Stored records:
------------------------------------

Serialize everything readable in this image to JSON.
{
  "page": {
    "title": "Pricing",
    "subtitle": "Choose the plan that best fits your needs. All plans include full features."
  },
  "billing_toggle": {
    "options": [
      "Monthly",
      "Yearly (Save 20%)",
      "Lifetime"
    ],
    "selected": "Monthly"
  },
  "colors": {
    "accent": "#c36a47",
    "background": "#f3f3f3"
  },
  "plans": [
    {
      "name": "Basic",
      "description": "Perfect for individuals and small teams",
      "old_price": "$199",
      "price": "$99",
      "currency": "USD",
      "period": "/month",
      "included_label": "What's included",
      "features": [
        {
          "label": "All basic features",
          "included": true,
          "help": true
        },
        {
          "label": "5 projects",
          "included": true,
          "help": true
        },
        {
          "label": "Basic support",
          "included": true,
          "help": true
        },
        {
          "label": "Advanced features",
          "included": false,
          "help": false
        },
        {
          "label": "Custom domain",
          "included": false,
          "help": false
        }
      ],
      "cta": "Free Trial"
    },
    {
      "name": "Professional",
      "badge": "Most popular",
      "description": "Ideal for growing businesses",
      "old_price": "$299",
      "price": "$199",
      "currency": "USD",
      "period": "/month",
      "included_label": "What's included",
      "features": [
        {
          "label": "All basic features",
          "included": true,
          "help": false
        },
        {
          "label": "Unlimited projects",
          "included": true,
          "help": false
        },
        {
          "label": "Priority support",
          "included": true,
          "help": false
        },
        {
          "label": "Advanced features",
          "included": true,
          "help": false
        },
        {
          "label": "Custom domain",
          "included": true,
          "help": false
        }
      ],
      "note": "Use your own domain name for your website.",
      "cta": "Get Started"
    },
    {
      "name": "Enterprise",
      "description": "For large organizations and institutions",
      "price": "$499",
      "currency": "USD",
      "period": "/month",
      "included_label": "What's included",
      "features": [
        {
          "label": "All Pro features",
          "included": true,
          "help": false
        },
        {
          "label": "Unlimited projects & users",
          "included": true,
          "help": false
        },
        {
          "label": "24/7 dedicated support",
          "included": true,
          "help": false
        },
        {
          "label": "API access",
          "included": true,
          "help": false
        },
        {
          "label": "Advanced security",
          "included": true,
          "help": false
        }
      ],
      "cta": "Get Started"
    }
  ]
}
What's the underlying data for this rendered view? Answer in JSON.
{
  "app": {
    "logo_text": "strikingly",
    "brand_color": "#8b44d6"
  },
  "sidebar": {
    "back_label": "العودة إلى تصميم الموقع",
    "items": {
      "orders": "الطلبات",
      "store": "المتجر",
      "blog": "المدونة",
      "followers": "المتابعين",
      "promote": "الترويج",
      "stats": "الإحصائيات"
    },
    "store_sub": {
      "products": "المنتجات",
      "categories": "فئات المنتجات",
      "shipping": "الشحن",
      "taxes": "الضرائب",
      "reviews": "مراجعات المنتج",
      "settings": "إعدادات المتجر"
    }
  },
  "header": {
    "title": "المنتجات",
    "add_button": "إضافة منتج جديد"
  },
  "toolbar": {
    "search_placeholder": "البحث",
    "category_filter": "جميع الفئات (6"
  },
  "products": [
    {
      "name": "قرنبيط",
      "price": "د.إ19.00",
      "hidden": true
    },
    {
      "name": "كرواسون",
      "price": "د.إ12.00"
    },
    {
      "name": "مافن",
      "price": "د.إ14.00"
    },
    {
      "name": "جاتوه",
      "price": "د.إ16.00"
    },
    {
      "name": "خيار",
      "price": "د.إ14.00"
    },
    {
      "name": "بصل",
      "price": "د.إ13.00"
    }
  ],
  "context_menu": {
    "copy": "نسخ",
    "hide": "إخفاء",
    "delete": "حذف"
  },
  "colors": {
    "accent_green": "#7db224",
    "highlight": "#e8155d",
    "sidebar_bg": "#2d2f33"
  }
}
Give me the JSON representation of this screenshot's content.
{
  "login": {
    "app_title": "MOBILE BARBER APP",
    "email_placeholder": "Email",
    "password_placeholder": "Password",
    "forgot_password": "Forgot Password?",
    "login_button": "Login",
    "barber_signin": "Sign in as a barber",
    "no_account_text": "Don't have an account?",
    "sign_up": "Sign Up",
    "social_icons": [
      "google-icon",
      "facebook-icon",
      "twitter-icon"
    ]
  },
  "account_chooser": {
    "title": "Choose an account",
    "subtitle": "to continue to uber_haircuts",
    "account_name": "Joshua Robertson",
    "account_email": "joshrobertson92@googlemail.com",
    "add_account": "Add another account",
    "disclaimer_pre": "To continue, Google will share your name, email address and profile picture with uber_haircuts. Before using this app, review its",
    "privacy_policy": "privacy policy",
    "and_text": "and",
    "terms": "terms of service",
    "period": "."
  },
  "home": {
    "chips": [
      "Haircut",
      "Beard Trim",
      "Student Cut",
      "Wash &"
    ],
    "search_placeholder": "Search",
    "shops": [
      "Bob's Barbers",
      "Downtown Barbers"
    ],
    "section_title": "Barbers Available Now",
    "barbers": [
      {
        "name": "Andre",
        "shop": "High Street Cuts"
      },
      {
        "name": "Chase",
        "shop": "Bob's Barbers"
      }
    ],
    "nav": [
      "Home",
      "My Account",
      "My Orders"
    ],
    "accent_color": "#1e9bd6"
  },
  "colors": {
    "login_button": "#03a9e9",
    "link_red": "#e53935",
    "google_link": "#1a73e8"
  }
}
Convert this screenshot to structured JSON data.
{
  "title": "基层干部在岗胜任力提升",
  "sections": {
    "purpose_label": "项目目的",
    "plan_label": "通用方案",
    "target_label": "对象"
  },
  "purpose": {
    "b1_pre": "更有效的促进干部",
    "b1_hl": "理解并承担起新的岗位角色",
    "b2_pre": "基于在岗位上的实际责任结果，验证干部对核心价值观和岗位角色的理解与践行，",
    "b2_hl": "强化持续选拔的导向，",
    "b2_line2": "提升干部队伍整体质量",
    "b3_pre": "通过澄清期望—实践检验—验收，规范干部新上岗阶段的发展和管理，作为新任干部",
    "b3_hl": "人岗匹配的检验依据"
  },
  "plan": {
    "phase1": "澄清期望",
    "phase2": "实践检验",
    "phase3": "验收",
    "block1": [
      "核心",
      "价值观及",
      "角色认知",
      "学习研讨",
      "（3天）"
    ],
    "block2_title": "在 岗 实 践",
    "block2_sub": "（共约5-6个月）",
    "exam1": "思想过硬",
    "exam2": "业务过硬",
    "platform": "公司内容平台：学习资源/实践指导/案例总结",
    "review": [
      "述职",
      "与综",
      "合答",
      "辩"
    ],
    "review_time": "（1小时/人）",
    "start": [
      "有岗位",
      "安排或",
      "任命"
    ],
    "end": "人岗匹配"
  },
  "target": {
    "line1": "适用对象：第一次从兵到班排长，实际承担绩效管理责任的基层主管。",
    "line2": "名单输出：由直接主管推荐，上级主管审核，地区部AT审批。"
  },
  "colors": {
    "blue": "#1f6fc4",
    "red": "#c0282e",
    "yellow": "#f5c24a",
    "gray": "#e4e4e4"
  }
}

------------------------------------

### Task
Extract every entry above as it appears.

### Answer to the problem
Serialize everything readable in this image to JSON.
{
  "page": {
    "title": "Pricing",
    "subtitle": "Choose the plan that best fits your needs. All plans include full features."
  },
  "billing_toggle": {
    "options": [
      "Monthly",
      "Yearly (Save 20%)",
      "Lifetime"
    ],
    "selected": "Monthly"
  },
  "colors": {
    "accent": "#c36a47",
    "background": "#f3f3f3"
  },
  "plans": [
    {
      "name": "Basic",
      "description": "Perfect for individuals and small teams",
      "old_price": "$199",
      "price": "$99",
      "currency": "USD",
      "period": "/month",
      "included_label": "What's included",
      "features": [
        {
          "label": "All basic features",
          "included": true,
          "help": true
        },
        {
          "label": "5 projects",
          "included": true,
          "help": true
        },
        {
          "label": "Basic support",
          "included": true,
          "help": true
        },
        {
          "label": "Advanced features",
          "included": false,
          "help": false
        },
        {
          "label": "Custom domain",
          "included": false,
          "help": false
        }
      ],
      "cta": "Free Trial"
    },
    {
      "name": "Professional",
      "badge": "Most popular",
      "description": "Ideal for growing businesses",
      "old_price": "$299",
      "price": "$199",
      "currency": "USD",
      "period": "/month",
      "included_label": "What's included",
      "features": [
        {
          "label": "All basic features",
          "included": true,
          "help": false
        },
        {
          "label": "Unlimited projects",
          "included": true,
          "help": false
        },
        {
          "label": "Priority support",
          "included": true,
          "help": false
        },
        {
          "label": "Advanced features",
          "included": true,
          "help": false
        },
        {
          "label": "Custom domain",
          "included": true,
          "help": false
        }
      ],
      "note": "Use your own domain name for your website.",
      "cta": "Get Started"
    },
    {
      "name": "Enterprise",
      "description": "For large organizations and institutions",
      "price": "$499",
      "currency": "USD",
      "period": "/month",
      "included_label": "What's included",
      "features": [
        {
          "label": "All Pro features",
          "included": true,
          "help": false
        },
        {
          "label": "Unlimited projects & users",
          "included": true,
          "help": false
        },
        {
          "label": "24/7 dedicated support",
          "included": true,
          "help": false
        },
        {
          "label": "API access",
          "included": true,
          "help": false
        },
        {
          "label": "Advanced security",
          "included": true,
          "help": false
        }
      ],
      "cta": "Get Started"
    }
  ]
}
What's the underlying data for this rendered view? Answer in JSON.
{
  "app": {
    "logo_text": "strikingly",
    "brand_color": "#8b44d6"
  },
  "sidebar": {
    "back_label": "العودة إلى تصميم الموقع",
    "items": {
      "orders": "الطلبات",
      "store": "المتجر",
      "blog": "المدونة",
      "followers": "المتابعين",
      "promote": "الترويج",
      "stats": "الإحصائيات"
    },
    "store_sub": {
      "products": "المنتجات",
      "categories": "فئات المنتجات",
      "shipping": "الشحن",
      "taxes": "الضرائب",
      "reviews": "مراجعات المنتج",
      "settings": "إعدادات المتجر"
    }
  },
  "header": {
    "title": "المنتجات",
    "add_button": "إضافة منتج جديد"
  },
  "toolbar": {
    "search_placeholder": "البحث",
    "category_filter": "جميع الفئات (6"
  },
  "products": [
    {
      "name": "قرنبيط",
      "price": "د.إ19.00",
      "hidden": true
    },
    {
      "name": "كرواسون",
      "price": "د.إ12.00"
    },
    {
      "name": "مافن",
      "price": "د.إ14.00"
    },
    {
      "name": "جاتوه",
      "price": "د.إ16.00"
    },
    {
      "name": "خيار",
      "price": "د.إ14.00"
    },
    {
      "name": "بصل",
      "price": "د.إ13.00"
    }
  ],
  "context_menu": {
    "copy": "نسخ",
    "hide": "إخفاء",
    "delete": "حذف"
  },
  "colors": {
    "accent_green": "#7db224",
    "highlight": "#e8155d",
    "sidebar_bg": "#2d2f33"
  }
}
Give me the JSON representation of this screenshot's content.
{
  "login": {
    "app_title": "MOBILE BARBER APP",
    "email_placeholder": "Email",
    "password_placeholder": "Password",
    "forgot_password": "Forgot Password?",
    "login_button": "Login",
    "barber_signin": "Sign in as a barber",
    "no_account_text": "Don't have an account?",
    "sign_up": "Sign Up",
    "social_icons": [
      "google-icon",
      "facebook-icon",
      "twitter-icon"
    ]
  },
  "account_chooser": {
    "title": "Choose an account",
    "subtitle": "to continue to uber_haircuts",
    "account_name": "Joshua Robertson",
    "account_email": "joshrobertson92@googlemail.com",
    "add_account": "Add another account",
    "disclaimer_pre": "To continue, Google will share your name, email address and profile picture with uber_haircuts. Before using this app, review its",
    "privacy_policy": "privacy policy",
    "and_text": "and",
    "terms": "terms of service",
    "period": "."
  },
  "home": {
    "chips": [
      "Haircut",
      "Beard Trim",
      "Student Cut",
      "Wash &"
    ],
    "search_placeholder": "Search",
    "shops": [
      "Bob's Barbers",
      "Downtown Barbers"
    ],
    "section_title": "Barbers Available Now",
    "barbers": [
      {
        "name": "Andre",
        "shop": "High Street Cuts"
      },
      {
        "name": "Chase",
        "shop": "Bob's Barbers"
      }
    ],
    "nav": [
      "Home",
      "My Account",
      "My Orders"
    ],
    "accent_color": "#1e9bd6"
  },
  "colors": {
    "login_button": "#03a9e9",
    "link_red": "#e53935",
    "google_link": "#1a73e8"
  }
}
Convert this screenshot to structured JSON data.
{
  "title": "基层干部在岗胜任力提升",
  "sections": {
    "purpose_label": "项目目的",
    "plan_label": "通用方案",
    "target_label": "对象"
  },
  "purpose": {
    "b1_pre": "更有效的促进干部",
    "b1_hl": "理解并承担起新的岗位角色",
    "b2_pre": "基于在岗位上的实际责任结果，验证干部对核心价值观和岗位角色的理解与践行，",
    "b2_hl": "强化持续选拔的导向，",
    "b2_line2": "提升干部队伍整体质量",
    "b3_pre": "通过澄清期望—实践检验—验收，规范干部新上岗阶段的发展和管理，作为新任干部",
    "b3_hl": "人岗匹配的检验依据"
  },
  "plan": {
    "phase1": "澄清期望",
    "phase2": "实践检验",
    "phase3": "验收",
    "block1": [
      "核心",
      "价值观及",
      "角色认知",
      "学习研讨",
      "（3天）"
    ],
    "block2_title": "在 岗 实 践",
    "block2_sub": "（共约5-6个月）",
    "exam1": "思想过硬",
    "exam2": "业务过硬",
    "platform": "公司内容平台：学习资源/实践指导/案例总结",
    "review": [
      "述职",
      "与综",
      "合答",
      "辩"
    ],
    "review_time": "（1小时/人）",
    "start": [
      "有岗位",
      "安排或",
      "任命"
    ],
    "end": "人岗匹配"
  },
  "target": {
    "line1": "适用对象：第一次从兵到班排长，实际承担绩效管理责任的基层主管。",
    "line2": "名单输出：由直接主管推荐，上级主管审核，地区部AT审批。"
  },
  "colors": {
    "blue": "#1f6fc4",
    "red": "#c0282e",
    "yellow": "#f5c24a",
    "gray": "#e4e4e4"
  }
}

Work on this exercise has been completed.